* Begin Task data *
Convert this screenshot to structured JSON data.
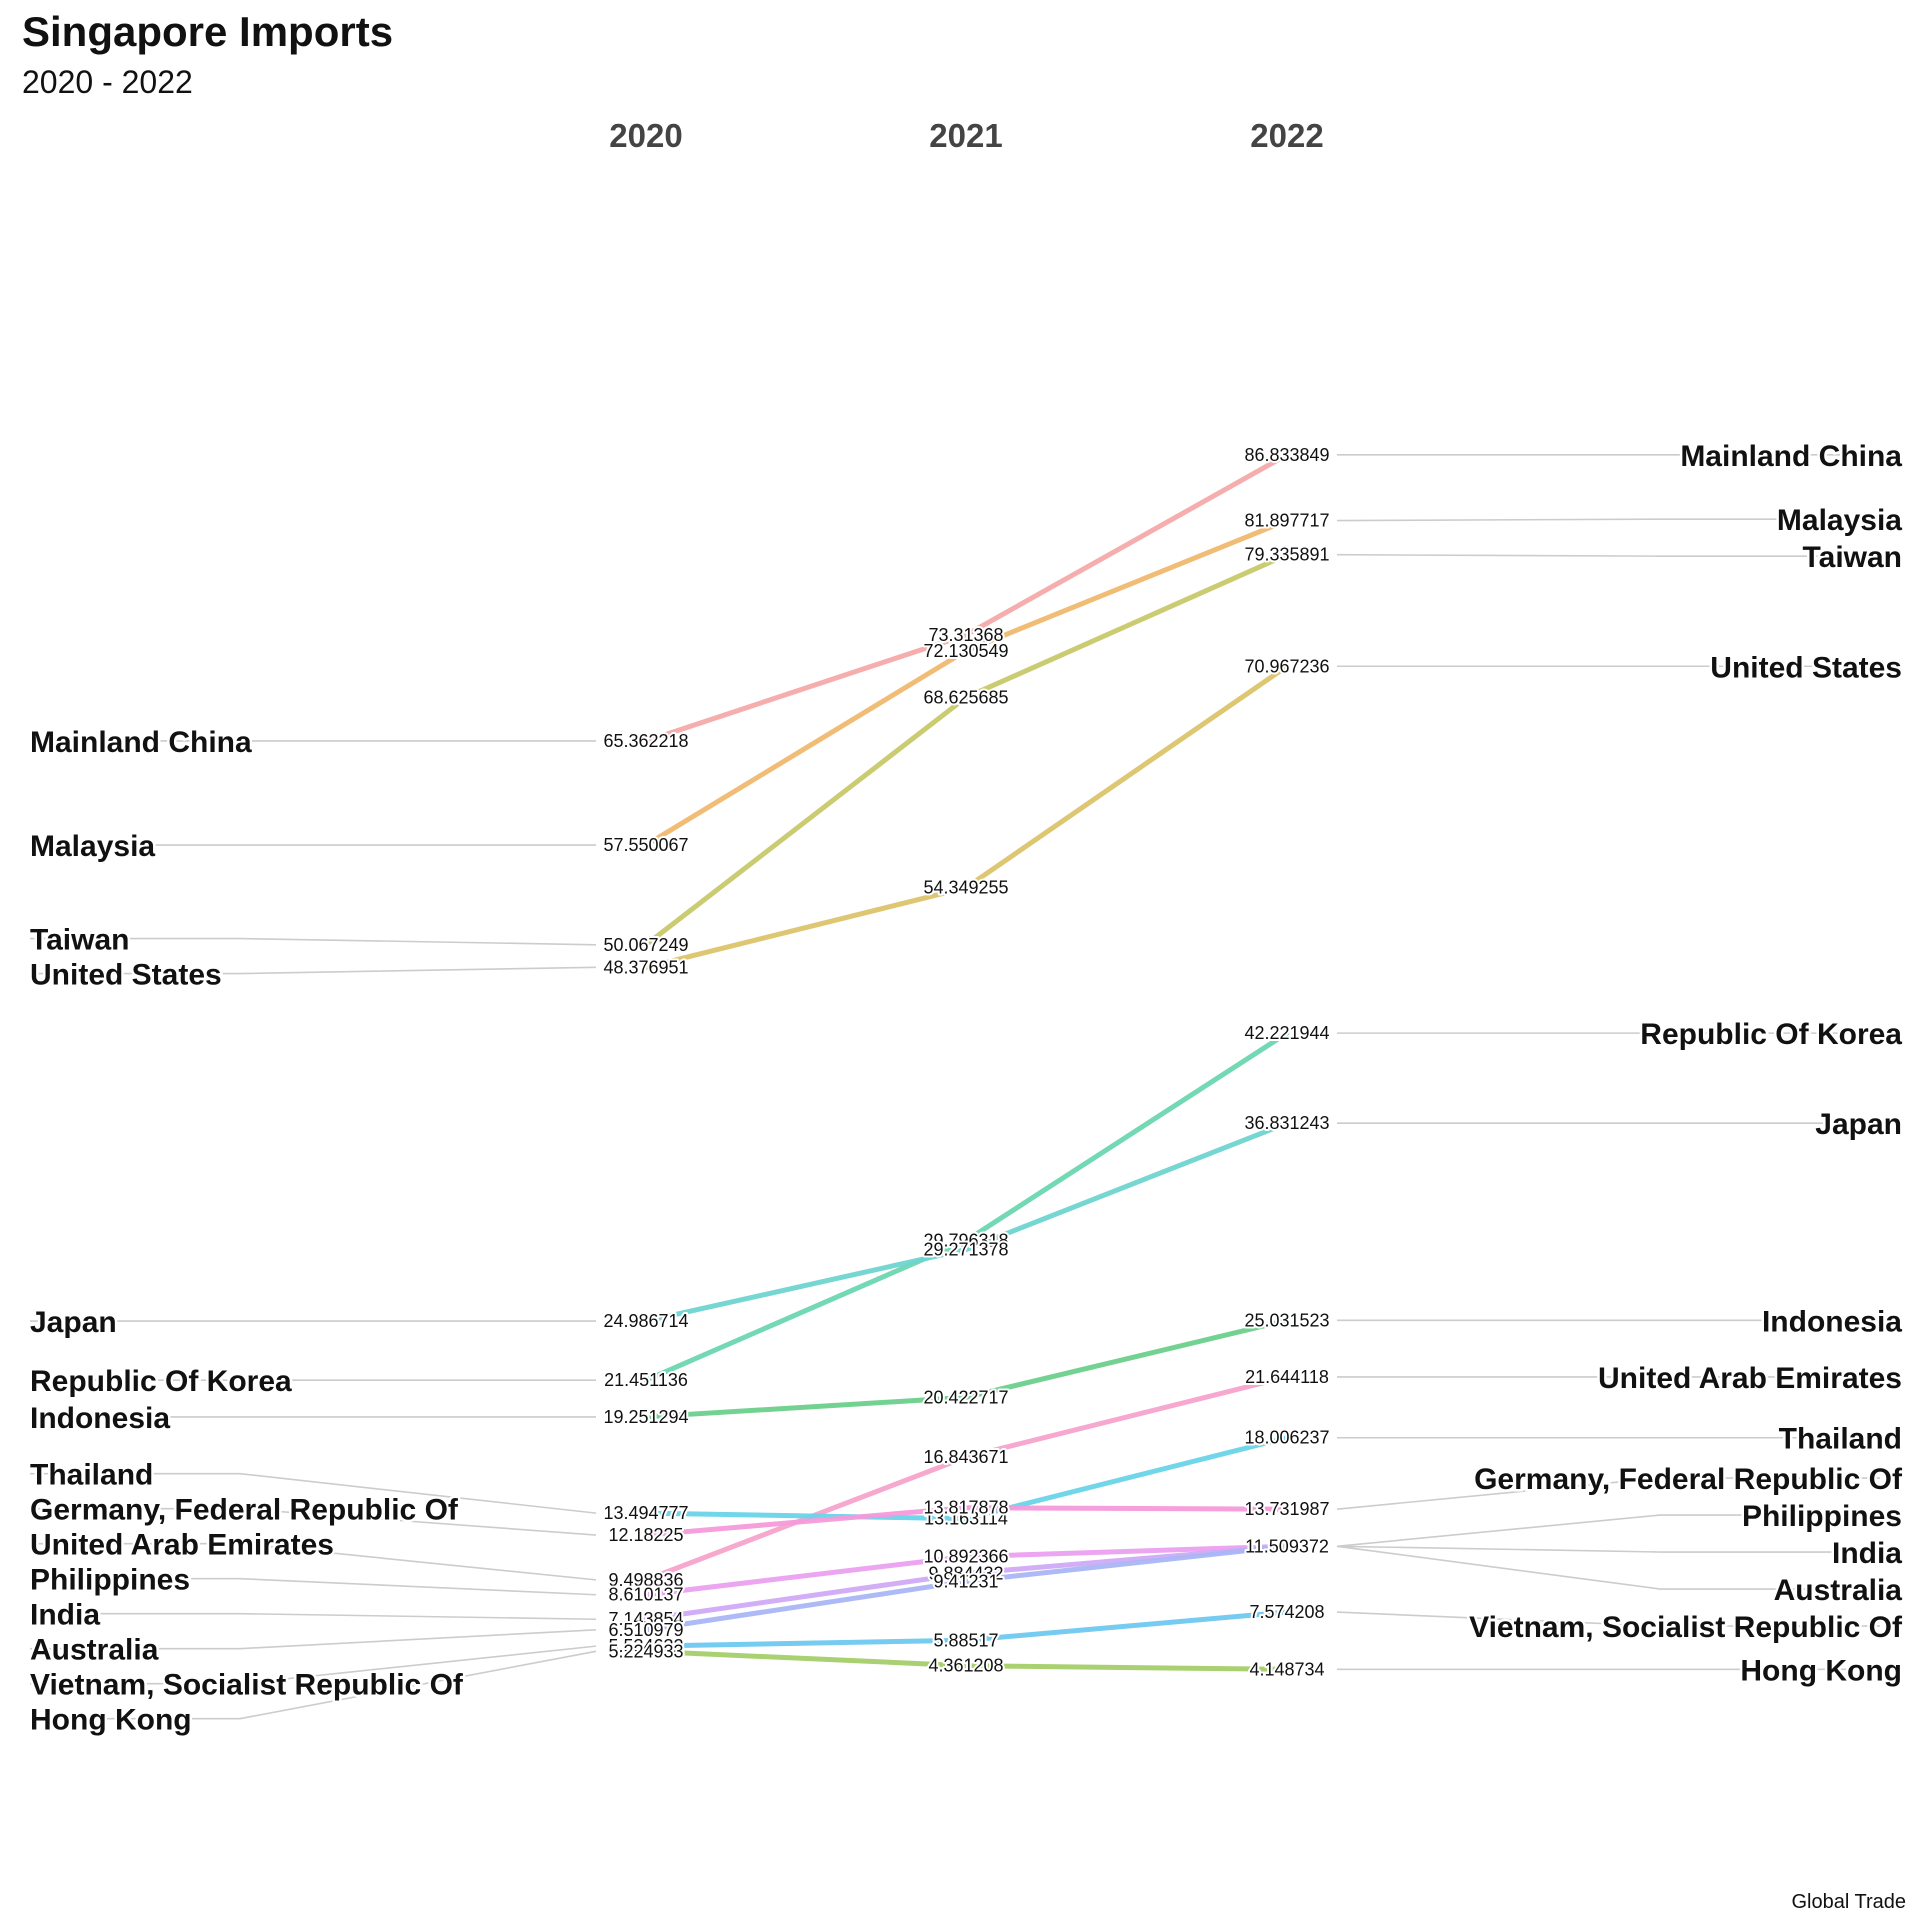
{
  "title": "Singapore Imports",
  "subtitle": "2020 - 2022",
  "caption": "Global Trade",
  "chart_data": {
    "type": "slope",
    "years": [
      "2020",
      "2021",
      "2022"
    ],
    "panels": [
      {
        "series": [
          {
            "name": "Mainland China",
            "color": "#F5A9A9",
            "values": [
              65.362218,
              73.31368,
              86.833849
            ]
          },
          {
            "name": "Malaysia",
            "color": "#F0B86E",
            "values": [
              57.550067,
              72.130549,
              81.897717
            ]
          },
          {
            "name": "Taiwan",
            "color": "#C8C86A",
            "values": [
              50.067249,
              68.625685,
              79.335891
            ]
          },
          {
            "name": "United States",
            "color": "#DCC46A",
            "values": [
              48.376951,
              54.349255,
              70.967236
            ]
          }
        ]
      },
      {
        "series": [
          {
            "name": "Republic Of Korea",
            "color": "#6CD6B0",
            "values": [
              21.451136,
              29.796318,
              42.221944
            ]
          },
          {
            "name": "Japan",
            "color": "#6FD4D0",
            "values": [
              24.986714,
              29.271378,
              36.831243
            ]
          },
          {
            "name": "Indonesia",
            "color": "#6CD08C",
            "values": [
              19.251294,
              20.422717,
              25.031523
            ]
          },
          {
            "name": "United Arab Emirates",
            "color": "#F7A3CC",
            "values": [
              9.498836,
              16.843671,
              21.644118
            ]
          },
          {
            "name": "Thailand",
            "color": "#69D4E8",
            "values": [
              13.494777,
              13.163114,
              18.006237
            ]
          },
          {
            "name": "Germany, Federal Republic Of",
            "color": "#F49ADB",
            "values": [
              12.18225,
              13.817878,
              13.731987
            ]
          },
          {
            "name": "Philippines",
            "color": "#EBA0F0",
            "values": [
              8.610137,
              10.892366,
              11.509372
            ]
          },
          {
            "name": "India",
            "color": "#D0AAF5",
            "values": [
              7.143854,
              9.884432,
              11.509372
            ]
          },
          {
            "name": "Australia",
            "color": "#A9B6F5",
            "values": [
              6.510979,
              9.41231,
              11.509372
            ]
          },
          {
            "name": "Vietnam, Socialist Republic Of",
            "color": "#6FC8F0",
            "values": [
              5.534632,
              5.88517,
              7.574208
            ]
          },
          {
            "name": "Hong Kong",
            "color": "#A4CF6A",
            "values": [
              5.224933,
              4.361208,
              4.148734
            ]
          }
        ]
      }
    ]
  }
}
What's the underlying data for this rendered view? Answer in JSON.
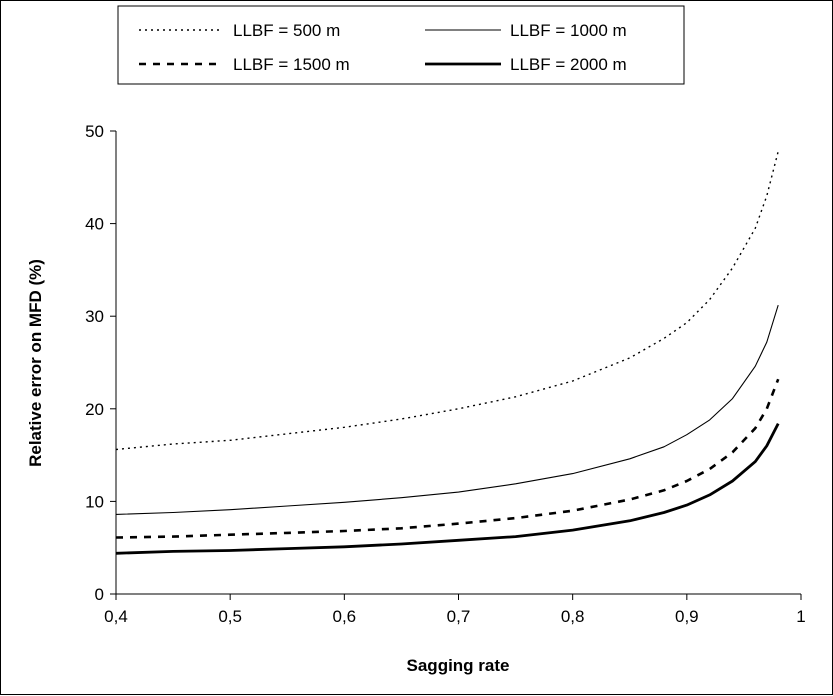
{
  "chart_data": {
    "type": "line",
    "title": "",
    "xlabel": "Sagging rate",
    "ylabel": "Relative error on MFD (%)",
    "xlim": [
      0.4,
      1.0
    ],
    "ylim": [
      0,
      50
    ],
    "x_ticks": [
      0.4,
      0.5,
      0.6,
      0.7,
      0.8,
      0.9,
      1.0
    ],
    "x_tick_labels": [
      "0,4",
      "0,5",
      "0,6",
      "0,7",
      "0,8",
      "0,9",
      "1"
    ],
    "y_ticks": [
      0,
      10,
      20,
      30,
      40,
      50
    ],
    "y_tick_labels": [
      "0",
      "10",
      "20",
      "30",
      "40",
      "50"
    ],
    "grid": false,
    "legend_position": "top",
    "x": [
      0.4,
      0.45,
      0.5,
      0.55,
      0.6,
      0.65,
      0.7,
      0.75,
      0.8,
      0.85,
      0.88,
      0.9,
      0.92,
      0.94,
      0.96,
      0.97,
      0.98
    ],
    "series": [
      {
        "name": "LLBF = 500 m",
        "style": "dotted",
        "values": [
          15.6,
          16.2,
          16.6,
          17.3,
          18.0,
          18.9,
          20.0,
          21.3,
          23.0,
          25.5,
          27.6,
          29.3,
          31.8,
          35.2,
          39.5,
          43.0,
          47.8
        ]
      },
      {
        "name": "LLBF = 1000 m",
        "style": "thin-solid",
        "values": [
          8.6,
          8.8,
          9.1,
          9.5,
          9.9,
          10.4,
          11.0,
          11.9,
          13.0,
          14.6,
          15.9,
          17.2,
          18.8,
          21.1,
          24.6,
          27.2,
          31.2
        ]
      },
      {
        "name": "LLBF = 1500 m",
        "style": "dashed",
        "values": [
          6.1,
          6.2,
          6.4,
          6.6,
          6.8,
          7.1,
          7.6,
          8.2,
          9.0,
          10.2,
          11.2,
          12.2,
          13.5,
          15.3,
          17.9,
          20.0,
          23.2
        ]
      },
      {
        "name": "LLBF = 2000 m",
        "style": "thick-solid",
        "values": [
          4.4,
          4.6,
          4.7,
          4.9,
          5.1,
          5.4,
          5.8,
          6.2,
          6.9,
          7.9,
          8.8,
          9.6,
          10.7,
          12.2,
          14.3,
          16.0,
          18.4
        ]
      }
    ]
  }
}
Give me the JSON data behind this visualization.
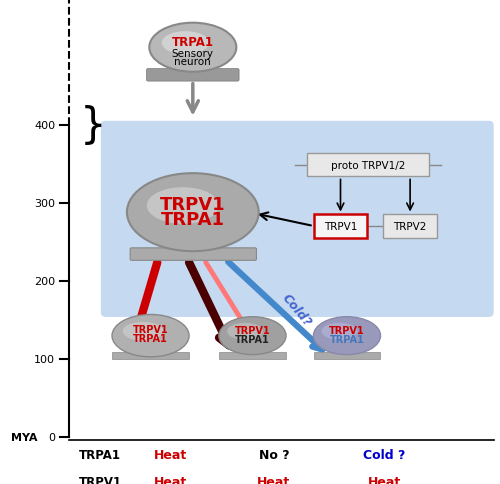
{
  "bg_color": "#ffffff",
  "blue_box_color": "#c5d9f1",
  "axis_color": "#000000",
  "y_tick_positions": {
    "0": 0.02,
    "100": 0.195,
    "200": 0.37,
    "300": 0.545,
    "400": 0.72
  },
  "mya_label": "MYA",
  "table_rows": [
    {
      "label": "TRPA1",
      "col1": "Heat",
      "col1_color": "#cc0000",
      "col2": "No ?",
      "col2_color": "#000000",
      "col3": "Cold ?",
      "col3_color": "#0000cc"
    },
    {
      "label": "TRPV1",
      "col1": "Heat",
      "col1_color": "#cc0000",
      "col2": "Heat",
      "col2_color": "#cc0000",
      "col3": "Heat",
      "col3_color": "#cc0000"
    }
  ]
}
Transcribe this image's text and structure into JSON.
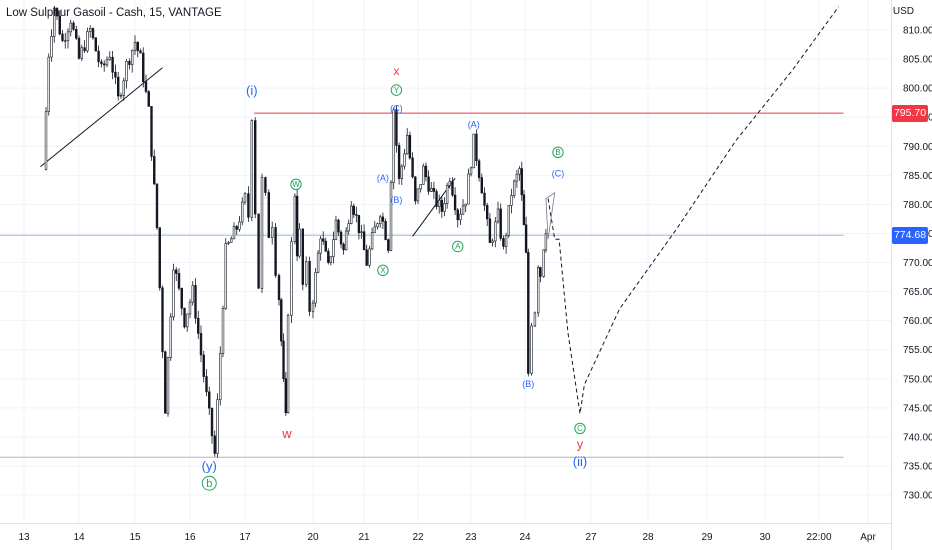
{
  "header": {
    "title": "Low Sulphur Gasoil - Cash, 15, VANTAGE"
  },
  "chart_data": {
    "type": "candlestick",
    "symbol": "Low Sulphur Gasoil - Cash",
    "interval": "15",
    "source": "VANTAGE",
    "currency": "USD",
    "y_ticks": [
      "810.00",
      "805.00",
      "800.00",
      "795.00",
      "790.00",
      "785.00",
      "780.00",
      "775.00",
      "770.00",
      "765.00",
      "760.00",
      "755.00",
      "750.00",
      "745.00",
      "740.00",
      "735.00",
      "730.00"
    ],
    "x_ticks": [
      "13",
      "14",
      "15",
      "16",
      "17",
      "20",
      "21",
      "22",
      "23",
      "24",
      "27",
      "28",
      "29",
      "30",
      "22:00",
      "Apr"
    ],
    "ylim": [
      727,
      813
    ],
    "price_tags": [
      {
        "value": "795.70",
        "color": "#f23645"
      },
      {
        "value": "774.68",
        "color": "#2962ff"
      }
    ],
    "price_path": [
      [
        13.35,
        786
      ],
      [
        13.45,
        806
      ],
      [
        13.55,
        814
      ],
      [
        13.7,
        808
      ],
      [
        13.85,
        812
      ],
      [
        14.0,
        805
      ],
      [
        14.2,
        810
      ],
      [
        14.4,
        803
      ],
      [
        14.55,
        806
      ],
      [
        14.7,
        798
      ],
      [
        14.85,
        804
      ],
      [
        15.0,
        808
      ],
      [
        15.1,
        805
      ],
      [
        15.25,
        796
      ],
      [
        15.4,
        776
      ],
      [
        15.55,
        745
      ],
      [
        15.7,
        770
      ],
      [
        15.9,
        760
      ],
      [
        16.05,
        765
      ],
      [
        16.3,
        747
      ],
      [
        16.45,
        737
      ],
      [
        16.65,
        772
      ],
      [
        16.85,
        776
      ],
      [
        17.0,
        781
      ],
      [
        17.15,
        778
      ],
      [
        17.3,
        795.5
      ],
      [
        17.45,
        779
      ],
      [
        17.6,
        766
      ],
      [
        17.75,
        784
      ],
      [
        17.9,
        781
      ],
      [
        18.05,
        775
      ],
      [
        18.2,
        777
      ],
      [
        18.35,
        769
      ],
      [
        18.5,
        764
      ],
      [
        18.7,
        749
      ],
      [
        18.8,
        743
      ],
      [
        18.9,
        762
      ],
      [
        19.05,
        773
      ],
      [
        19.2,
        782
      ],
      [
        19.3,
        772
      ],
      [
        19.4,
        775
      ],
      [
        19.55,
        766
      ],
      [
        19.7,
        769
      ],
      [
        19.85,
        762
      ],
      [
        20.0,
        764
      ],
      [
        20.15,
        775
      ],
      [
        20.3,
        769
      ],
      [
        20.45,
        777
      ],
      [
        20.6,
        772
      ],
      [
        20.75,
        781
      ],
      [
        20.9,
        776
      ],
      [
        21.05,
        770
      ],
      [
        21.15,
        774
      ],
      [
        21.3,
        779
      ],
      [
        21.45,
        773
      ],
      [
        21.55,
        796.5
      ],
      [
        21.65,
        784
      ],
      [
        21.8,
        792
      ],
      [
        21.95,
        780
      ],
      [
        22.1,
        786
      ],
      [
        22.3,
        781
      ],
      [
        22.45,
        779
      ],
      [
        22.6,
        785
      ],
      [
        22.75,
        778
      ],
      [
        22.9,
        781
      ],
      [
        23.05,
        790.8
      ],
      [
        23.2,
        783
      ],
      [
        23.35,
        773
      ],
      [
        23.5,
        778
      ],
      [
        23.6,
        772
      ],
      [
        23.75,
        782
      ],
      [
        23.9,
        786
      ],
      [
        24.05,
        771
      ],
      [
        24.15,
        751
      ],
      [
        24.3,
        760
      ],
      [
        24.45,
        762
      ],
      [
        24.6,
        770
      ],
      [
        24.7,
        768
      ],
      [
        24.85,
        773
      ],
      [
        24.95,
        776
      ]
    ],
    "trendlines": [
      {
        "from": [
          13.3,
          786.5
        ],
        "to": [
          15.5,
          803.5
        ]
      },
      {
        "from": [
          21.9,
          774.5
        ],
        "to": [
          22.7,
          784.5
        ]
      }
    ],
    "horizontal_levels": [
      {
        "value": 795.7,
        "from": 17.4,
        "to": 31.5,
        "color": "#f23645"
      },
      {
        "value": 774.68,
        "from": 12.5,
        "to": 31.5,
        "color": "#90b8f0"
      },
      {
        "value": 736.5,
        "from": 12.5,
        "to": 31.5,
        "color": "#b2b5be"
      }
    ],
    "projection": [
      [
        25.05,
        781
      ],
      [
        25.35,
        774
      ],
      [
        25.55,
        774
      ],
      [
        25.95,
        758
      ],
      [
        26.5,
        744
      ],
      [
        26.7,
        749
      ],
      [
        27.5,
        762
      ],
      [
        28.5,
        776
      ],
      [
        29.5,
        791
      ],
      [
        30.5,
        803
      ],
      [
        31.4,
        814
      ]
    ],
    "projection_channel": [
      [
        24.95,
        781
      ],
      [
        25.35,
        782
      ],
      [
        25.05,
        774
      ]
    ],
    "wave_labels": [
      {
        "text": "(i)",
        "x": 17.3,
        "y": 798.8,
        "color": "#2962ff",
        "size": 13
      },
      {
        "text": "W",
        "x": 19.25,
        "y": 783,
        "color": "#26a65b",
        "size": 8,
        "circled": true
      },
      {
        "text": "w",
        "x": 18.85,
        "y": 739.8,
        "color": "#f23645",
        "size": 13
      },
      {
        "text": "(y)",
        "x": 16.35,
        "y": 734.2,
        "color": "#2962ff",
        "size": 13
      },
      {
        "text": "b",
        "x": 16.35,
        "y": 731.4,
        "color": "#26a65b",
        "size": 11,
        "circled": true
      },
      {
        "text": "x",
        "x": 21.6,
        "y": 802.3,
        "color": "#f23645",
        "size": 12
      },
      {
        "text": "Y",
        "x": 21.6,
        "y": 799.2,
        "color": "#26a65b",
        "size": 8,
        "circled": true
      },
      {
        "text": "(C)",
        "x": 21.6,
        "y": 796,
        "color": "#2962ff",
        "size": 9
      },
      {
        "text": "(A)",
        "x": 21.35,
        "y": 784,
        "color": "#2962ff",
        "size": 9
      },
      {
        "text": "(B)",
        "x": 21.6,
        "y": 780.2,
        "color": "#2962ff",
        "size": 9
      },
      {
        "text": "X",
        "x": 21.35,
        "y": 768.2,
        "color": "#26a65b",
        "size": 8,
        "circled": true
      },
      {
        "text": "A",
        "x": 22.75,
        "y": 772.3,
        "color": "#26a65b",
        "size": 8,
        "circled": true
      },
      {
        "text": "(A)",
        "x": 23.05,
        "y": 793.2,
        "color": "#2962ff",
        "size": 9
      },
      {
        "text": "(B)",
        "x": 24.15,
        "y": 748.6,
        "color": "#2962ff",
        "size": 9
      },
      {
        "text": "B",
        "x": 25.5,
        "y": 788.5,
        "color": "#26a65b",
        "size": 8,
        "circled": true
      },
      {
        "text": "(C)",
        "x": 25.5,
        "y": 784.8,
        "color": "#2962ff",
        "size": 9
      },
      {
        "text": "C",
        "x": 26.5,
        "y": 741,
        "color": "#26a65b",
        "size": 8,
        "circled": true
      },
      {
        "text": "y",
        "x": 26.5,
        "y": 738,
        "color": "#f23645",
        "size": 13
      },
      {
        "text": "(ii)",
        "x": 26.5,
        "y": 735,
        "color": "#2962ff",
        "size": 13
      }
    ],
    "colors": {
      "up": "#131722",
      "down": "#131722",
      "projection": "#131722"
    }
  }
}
* End Task data *
> **Required task**:
Look through the data and gather every line with the string "LLBF" in it.

> **Output of the exercise**:
        "name": "LLBF = 500 m",
        "name": "LLBF = 1000 m",
        "name": "LLBF = 1500 m",
        "name": "LLBF = 2000 m",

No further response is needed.